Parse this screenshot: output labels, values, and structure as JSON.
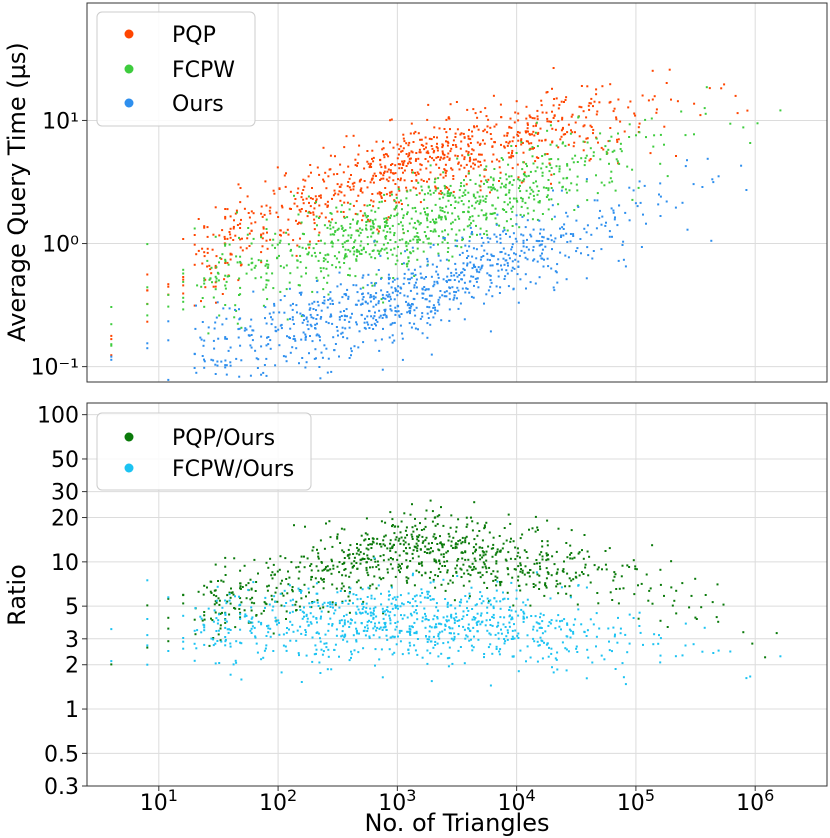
{
  "chart_data": [
    {
      "type": "scatter",
      "panel": "top",
      "xscale": "log",
      "yscale": "log",
      "xlim": [
        2.5,
        4000000
      ],
      "ylim": [
        0.075,
        90
      ],
      "ylabel": "Average Query Time (µs)",
      "xlabel": "",
      "yticks": [
        {
          "value": 0.1,
          "label": "10⁻¹"
        },
        {
          "value": 1,
          "label": "10⁰"
        },
        {
          "value": 10,
          "label": "10¹"
        }
      ],
      "legend": {
        "position": "top-left"
      },
      "series": [
        {
          "name": "PQP",
          "color": "#ff4500",
          "trend": [
            [
              4,
              0.27
            ],
            [
              100,
              1.8
            ],
            [
              1000,
              4.2
            ],
            [
              10000,
              7
            ],
            [
              100000,
              12
            ],
            [
              1000000,
              19
            ],
            [
              3000000,
              25
            ]
          ]
        },
        {
          "name": "FCPW",
          "color": "#3ecc3e",
          "trend": [
            [
              4,
              0.25
            ],
            [
              100,
              0.75
            ],
            [
              1000,
              1.3
            ],
            [
              10000,
              2.6
            ],
            [
              100000,
              6
            ],
            [
              1000000,
              11
            ],
            [
              3000000,
              14
            ]
          ]
        },
        {
          "name": "Ours",
          "color": "#2e8fee",
          "trend": [
            [
              4,
              0.085
            ],
            [
              100,
              0.18
            ],
            [
              1000,
              0.32
            ],
            [
              10000,
              0.8
            ],
            [
              100000,
              1.8
            ],
            [
              1000000,
              5
            ],
            [
              3000000,
              8
            ]
          ]
        }
      ]
    },
    {
      "type": "scatter",
      "panel": "bottom",
      "xscale": "log",
      "yscale": "log",
      "xlim": [
        2.5,
        4000000
      ],
      "ylim": [
        0.3,
        120
      ],
      "ylabel": "Ratio",
      "xlabel": "No. of Triangles",
      "xticks": [
        {
          "value": 10,
          "base": "10",
          "exp": "1"
        },
        {
          "value": 100,
          "base": "10",
          "exp": "2"
        },
        {
          "value": 1000,
          "base": "10",
          "exp": "3"
        },
        {
          "value": 10000,
          "base": "10",
          "exp": "4"
        },
        {
          "value": 100000,
          "base": "10",
          "exp": "5"
        },
        {
          "value": 1000000,
          "base": "10",
          "exp": "6"
        }
      ],
      "yticks": [
        {
          "value": 0.3,
          "label": "0.3"
        },
        {
          "value": 0.5,
          "label": "0.5"
        },
        {
          "value": 1,
          "label": "1"
        },
        {
          "value": 2,
          "label": "2"
        },
        {
          "value": 3,
          "label": "3"
        },
        {
          "value": 5,
          "label": "5"
        },
        {
          "value": 10,
          "label": "10"
        },
        {
          "value": 20,
          "label": "20"
        },
        {
          "value": 30,
          "label": "30"
        },
        {
          "value": 50,
          "label": "50"
        },
        {
          "value": 100,
          "label": "100"
        }
      ],
      "legend": {
        "position": "top-left"
      },
      "series": [
        {
          "name": "PQP/Ours",
          "color": "#0a7a0a",
          "trend": [
            [
              4,
              3
            ],
            [
              100,
              7
            ],
            [
              1000,
              13
            ],
            [
              10000,
              10
            ],
            [
              100000,
              7.5
            ],
            [
              1000000,
              3.5
            ],
            [
              3000000,
              2.8
            ]
          ]
        },
        {
          "name": "FCPW/Ours",
          "color": "#1cc3f2",
          "trend": [
            [
              4,
              3
            ],
            [
              100,
              3.7
            ],
            [
              1000,
              4
            ],
            [
              10000,
              3.6
            ],
            [
              100000,
              3
            ],
            [
              1000000,
              2.4
            ],
            [
              3000000,
              2.2
            ]
          ]
        }
      ]
    }
  ]
}
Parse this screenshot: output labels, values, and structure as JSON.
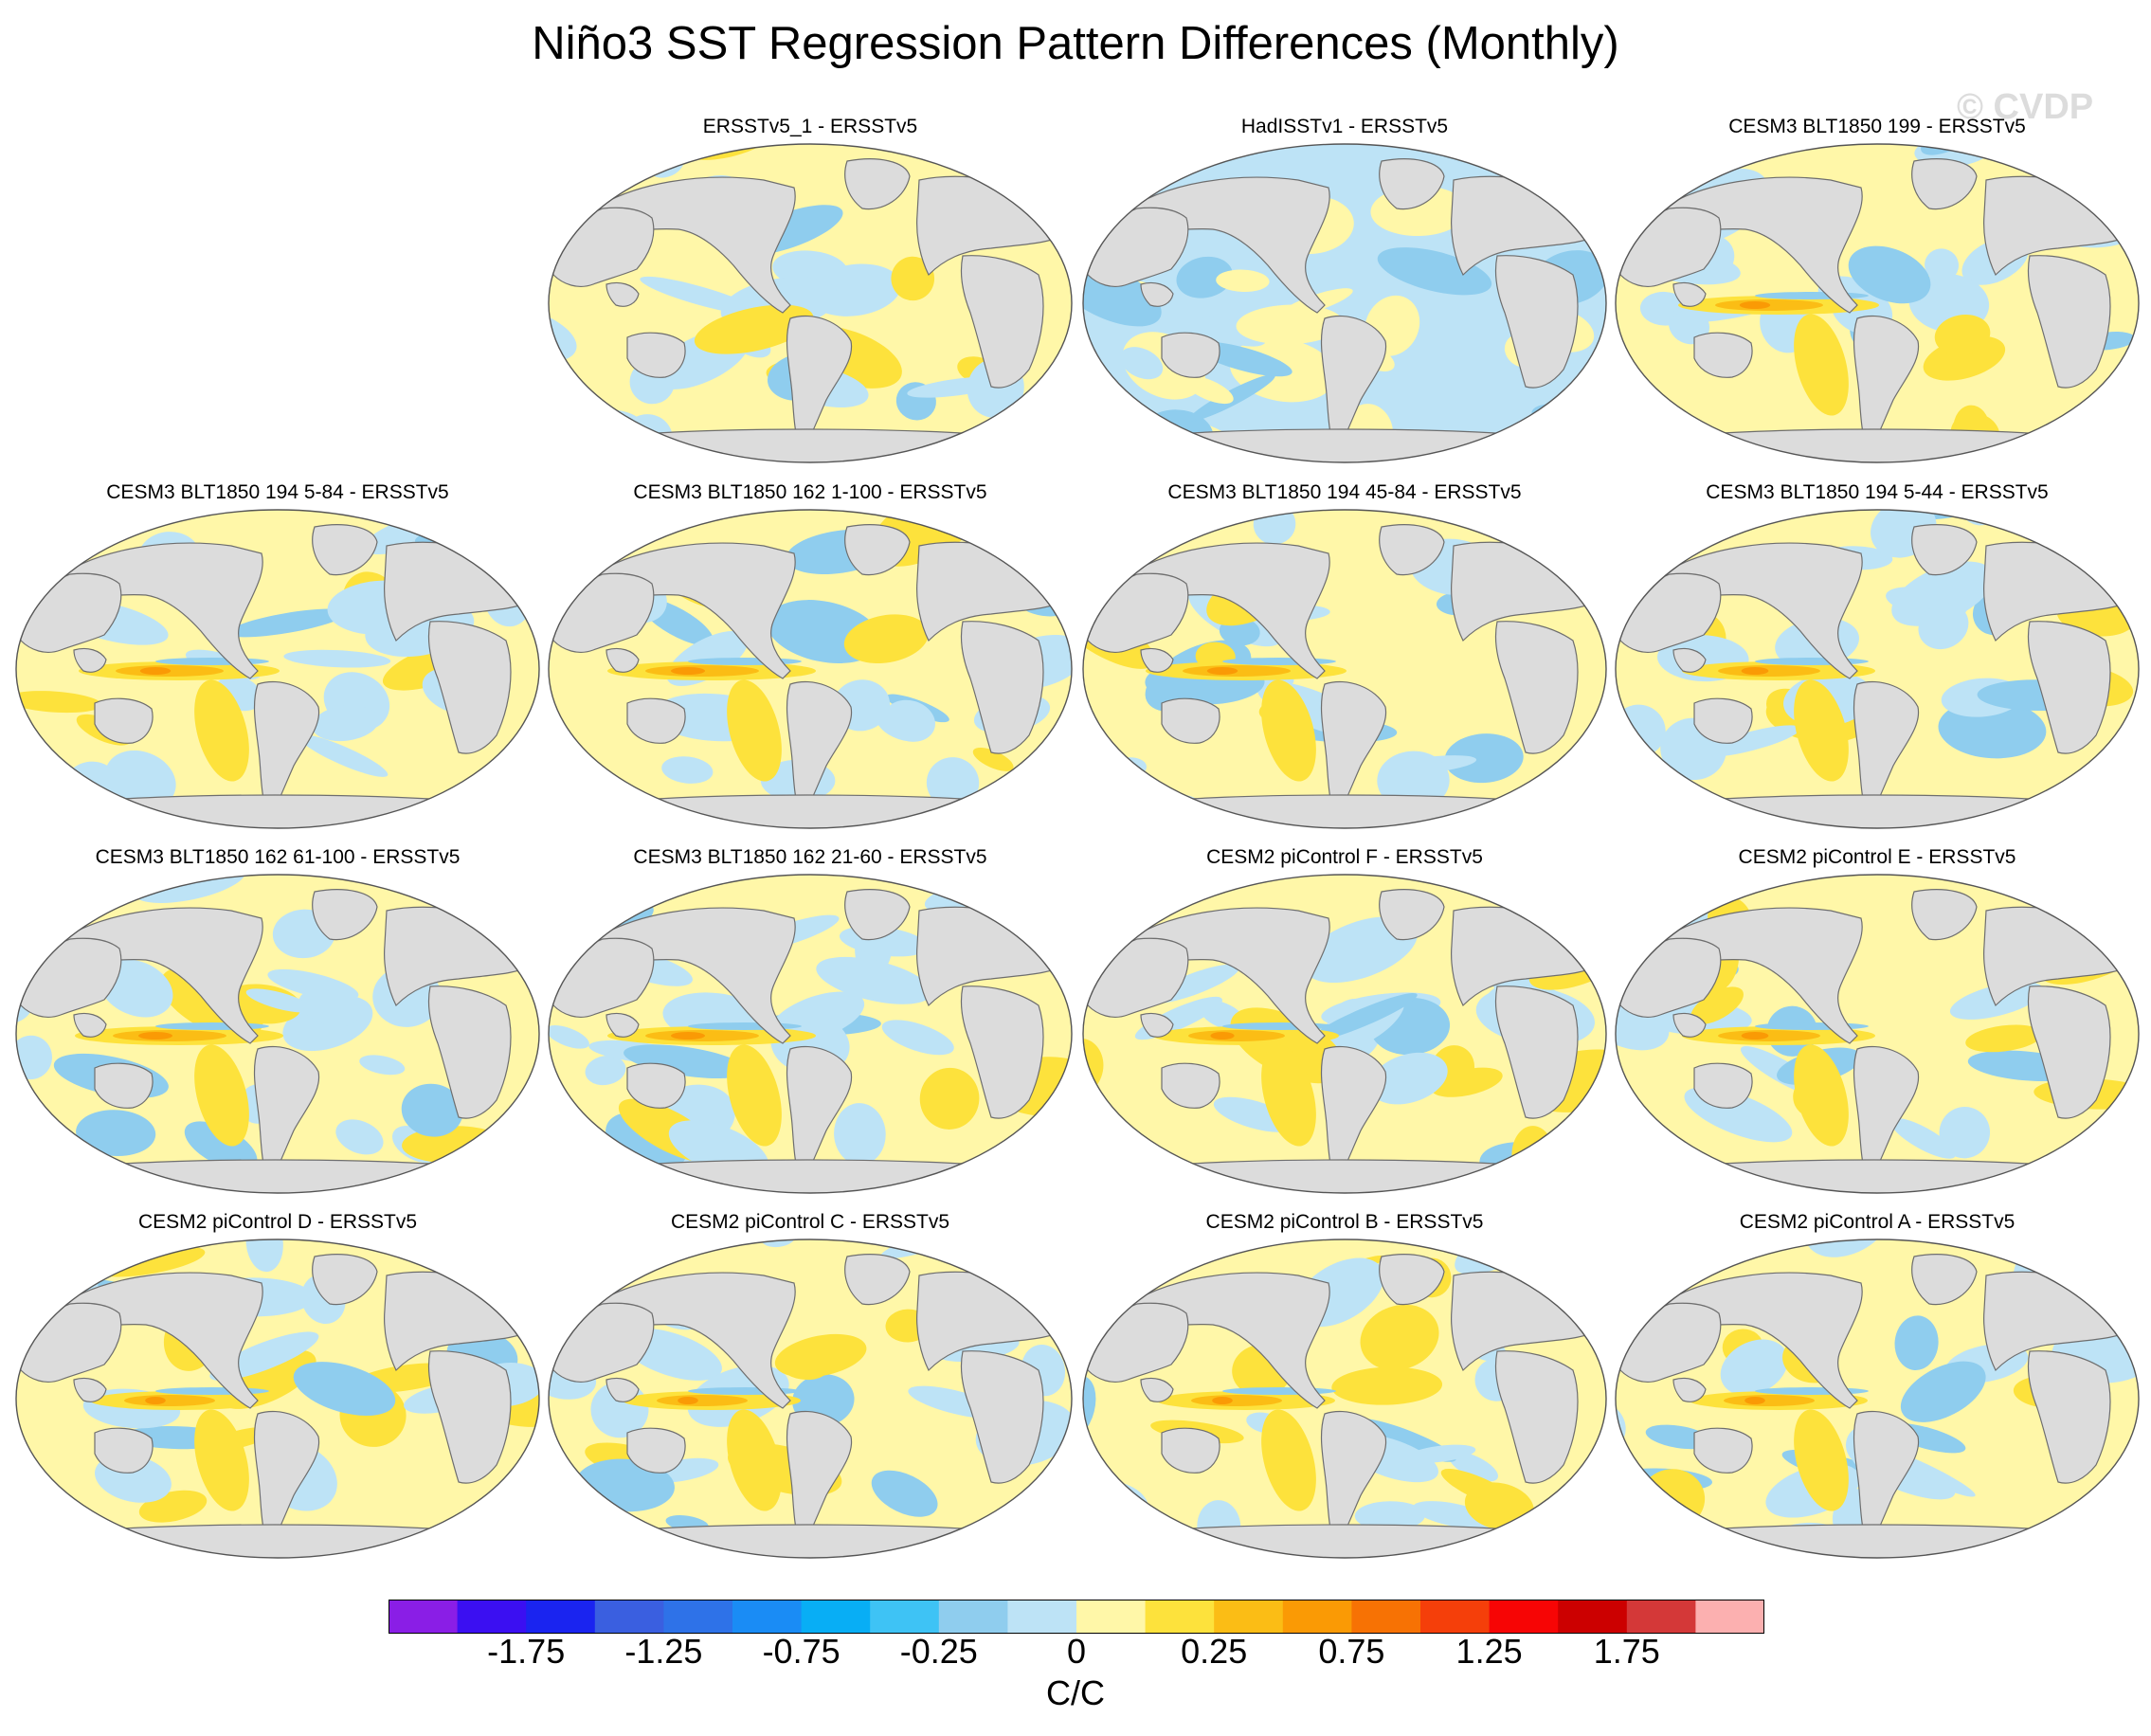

..............................

STATED PROBLEM.
Look over the records above and copy each line that includes the string "color".

RIGHT ANSWER.
          "color": "#ff4500",
          "color": "#3ecc3e",
          "color": "#2e8fee",
          "color": "#0a7a0a",
          "color": "#1cc3f2",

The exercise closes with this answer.